-- Start EXCERPTED DATA --

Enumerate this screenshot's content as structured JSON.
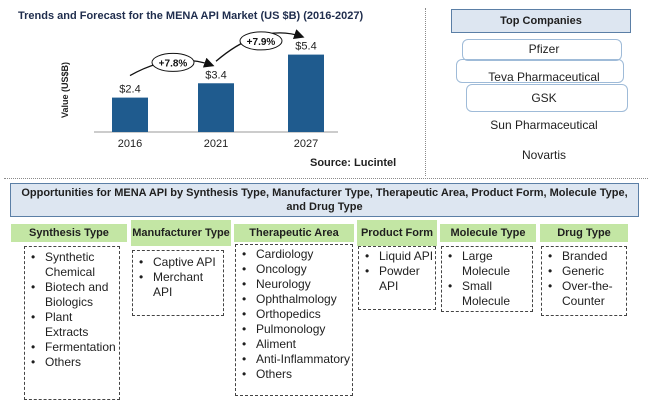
{
  "chart_data": {
    "type": "bar",
    "title": "Trends and Forecast for the MENA API Market (US $B) (2016-2027)",
    "ylabel": "Value (US$B)",
    "xlabel": "",
    "categories": [
      "2016",
      "2021",
      "2027"
    ],
    "values": [
      2.4,
      3.4,
      5.4
    ],
    "data_labels": [
      "$2.4",
      "$3.4",
      "$5.4"
    ],
    "growth_labels": [
      "+7.8%",
      "+7.9%"
    ],
    "ylim": [
      0,
      6
    ],
    "grid": false,
    "bar_color": "#1f5b8e",
    "source": "Source: Lucintel"
  },
  "top_companies": {
    "title": "Top Companies",
    "items": [
      "Pfizer",
      "Teva Pharmaceutical",
      "GSK",
      "Sun Pharmaceutical",
      "Novartis"
    ]
  },
  "opportunities": {
    "title": "Opportunities for MENA API by Synthesis Type, Manufacturer Type, Therapeutic Area, Product Form, Molecule Type, and Drug Type",
    "columns": [
      {
        "header": "Synthesis Type",
        "items": [
          "Synthetic Chemical",
          "Biotech and Biologics",
          "Plant Extracts",
          "Fermentation",
          "Others"
        ]
      },
      {
        "header": "Manufacturer Type",
        "items": [
          "Captive API",
          "Merchant API"
        ]
      },
      {
        "header": "Therapeutic Area",
        "items": [
          "Cardiology",
          "Oncology",
          "Neurology",
          "Ophthalmology",
          "Orthopedics",
          "Pulmonology",
          "Aliment",
          "Anti-Inflammatory",
          "Others"
        ]
      },
      {
        "header": "Product Form",
        "items": [
          "Liquid API",
          "Powder API"
        ]
      },
      {
        "header": "Molecule Type",
        "items": [
          "Large Molecule",
          "Small Molecule"
        ]
      },
      {
        "header": "Drug Type",
        "items": [
          "Branded",
          "Generic",
          "Over-the-Counter"
        ]
      }
    ]
  },
  "colors": {
    "header_green": "#c3e6a4",
    "title_box_fill": "#dde6f1",
    "title_box_border": "#5b7fa6"
  }
}
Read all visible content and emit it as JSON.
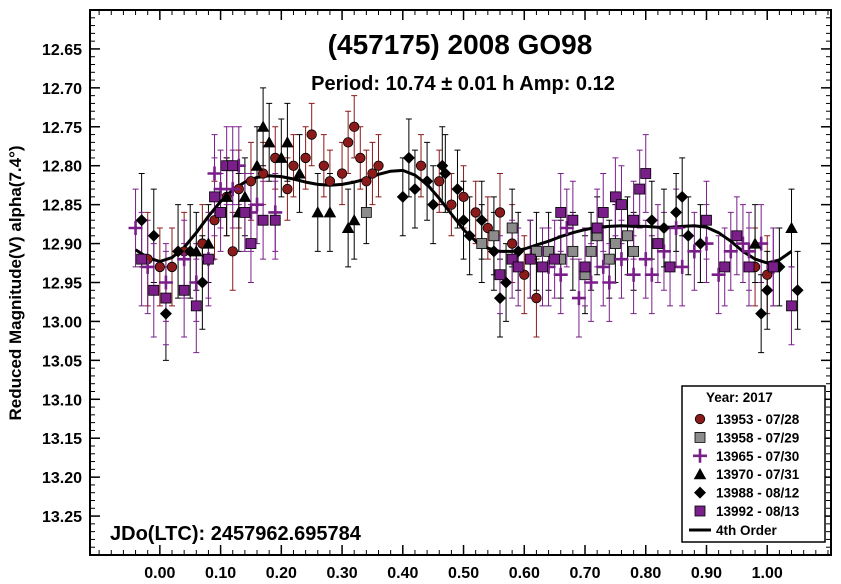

-- End EXCERPTED DATA --

» **EXERCISE REQUIREMENTS**: Extract every line of the records above that contains the word "Pharmaceutical".

» **THE REPLY**:
      "Teva Pharmaceutical",
      "Sun Pharmaceutical",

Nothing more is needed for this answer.